Check every line below for the word "axis" and copy the ones that have it.

- - - - - - -

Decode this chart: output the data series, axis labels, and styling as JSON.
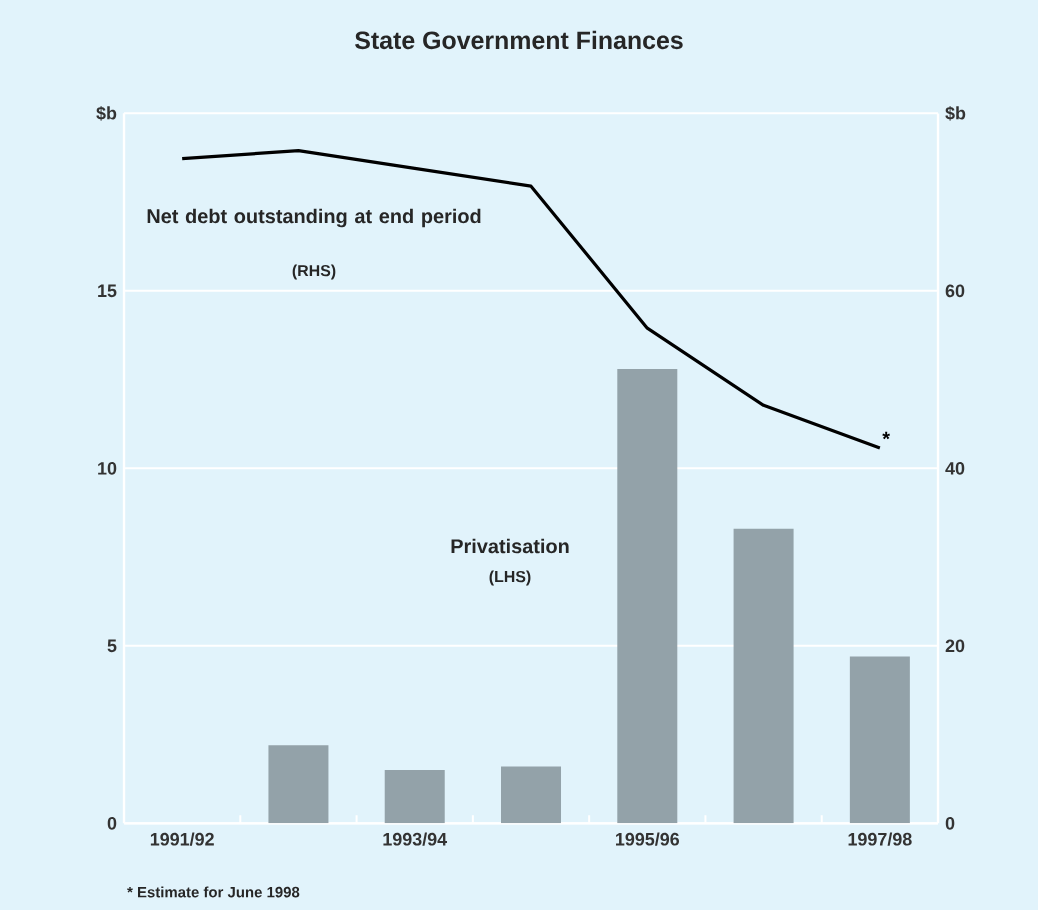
{
  "chart_data": {
    "type": "bar",
    "title": "State Government Finances",
    "categories": [
      "1991/92",
      null,
      "1993/94",
      null,
      "1995/96",
      null,
      "1997/98"
    ],
    "series": [
      {
        "name": "Privatisation",
        "color": "#93a2a9",
        "values": [
          0,
          2.2,
          1.5,
          1.6,
          12.8,
          8.3,
          4.7
        ]
      },
      {
        "name": "Net debt outstanding at end period",
        "type": "line",
        "axis": "y2",
        "color": "#000000",
        "values": [
          74.9,
          75.8,
          73.8,
          71.8,
          55.8,
          47.1,
          42.3
        ]
      }
    ],
    "ylim": [
      0,
      20
    ],
    "yticks": [
      0,
      5,
      10,
      15,
      {
        "value": 20,
        "label": "$b"
      }
    ],
    "y2lim": [
      0,
      80
    ],
    "y2ticks": [
      0,
      20,
      40,
      60,
      {
        "value": 80,
        "label": "$b"
      }
    ],
    "grid": "y",
    "legend": false,
    "marker": "none",
    "line_style": "solid",
    "annotations": [
      "(LHS)",
      "(RHS)",
      "*",
      "* Estimate for June 1998"
    ]
  }
}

- - - - - - -

REPLY:
Decode this chart: output the data series, axis labels, and styling as JSON.
        "axis": "y2",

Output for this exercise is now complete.